WHAT IS NEEDED: In the data, from its start through the line containing "website-link[interactable]: www.ProRealTime.com —", swap "candle-up" for "bullish-candle". Write out only those lines again, with nothing else changed.

── RECORDS FOR THIS EXERCISE

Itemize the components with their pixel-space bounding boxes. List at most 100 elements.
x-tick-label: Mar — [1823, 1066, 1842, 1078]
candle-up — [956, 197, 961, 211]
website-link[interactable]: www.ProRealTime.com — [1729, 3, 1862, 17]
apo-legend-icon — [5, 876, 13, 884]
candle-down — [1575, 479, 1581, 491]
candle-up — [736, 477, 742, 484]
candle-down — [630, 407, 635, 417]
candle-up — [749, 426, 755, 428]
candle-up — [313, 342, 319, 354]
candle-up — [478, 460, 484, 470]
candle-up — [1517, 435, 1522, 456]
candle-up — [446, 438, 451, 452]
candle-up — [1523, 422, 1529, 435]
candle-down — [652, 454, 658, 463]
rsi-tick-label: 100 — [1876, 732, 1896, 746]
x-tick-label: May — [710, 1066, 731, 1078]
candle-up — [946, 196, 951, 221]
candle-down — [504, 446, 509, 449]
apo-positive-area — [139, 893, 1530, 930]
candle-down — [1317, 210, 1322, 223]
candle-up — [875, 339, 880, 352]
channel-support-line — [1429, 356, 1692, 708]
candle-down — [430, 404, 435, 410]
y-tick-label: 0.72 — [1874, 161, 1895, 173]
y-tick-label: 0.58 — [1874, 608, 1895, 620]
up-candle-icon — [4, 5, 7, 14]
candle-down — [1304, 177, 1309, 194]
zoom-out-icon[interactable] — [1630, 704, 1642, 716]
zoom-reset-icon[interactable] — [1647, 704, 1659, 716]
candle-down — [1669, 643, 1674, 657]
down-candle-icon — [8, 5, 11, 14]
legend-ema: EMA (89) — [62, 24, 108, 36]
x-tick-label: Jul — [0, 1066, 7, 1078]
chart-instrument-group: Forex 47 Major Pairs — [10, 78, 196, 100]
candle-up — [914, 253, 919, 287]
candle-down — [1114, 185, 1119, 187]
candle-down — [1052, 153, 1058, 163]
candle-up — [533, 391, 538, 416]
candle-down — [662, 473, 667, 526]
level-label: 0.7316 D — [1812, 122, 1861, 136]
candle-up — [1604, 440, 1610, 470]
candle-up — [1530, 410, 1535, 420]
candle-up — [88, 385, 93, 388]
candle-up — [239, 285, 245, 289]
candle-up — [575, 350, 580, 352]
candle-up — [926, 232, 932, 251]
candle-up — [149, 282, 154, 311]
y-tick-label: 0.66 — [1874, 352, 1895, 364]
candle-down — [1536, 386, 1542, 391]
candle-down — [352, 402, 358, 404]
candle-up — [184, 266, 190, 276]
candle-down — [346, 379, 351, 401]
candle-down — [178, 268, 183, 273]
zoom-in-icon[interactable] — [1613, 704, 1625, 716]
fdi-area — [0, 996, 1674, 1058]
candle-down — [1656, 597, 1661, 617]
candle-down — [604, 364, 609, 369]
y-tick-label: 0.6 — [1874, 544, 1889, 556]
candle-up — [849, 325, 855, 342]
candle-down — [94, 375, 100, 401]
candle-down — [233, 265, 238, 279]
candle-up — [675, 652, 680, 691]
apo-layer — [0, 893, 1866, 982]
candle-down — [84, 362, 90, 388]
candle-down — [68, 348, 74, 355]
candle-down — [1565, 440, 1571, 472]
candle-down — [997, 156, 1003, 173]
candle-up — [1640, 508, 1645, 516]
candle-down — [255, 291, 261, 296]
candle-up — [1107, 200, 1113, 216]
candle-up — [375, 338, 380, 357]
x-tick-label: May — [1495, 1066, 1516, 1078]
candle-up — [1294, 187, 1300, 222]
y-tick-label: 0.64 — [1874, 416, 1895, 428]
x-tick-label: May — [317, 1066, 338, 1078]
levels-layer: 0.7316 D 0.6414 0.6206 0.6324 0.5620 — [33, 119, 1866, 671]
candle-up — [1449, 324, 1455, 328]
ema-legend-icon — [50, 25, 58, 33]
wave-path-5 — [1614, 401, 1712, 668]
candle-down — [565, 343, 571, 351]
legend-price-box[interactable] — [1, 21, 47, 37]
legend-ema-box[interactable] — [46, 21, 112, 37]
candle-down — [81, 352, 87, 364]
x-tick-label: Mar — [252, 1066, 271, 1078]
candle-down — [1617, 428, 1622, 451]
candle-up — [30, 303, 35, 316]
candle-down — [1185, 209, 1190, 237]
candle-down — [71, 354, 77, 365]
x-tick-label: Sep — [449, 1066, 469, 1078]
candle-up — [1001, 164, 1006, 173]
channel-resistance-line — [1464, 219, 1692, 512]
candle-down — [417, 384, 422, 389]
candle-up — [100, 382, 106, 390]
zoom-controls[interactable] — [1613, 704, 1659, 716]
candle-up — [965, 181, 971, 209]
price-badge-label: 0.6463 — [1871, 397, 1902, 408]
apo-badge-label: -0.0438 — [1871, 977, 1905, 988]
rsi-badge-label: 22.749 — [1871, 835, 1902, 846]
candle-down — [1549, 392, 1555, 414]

────

SOLVED EXERCISE:
Itemize the components with their pixel-space bounding boxes. List at most 100 elements.
x-tick-label: Mar — [1823, 1066, 1842, 1078]
bullish-candle — [956, 197, 961, 211]
website-link[interactable]: www.ProRealTime.com — [1729, 3, 1862, 17]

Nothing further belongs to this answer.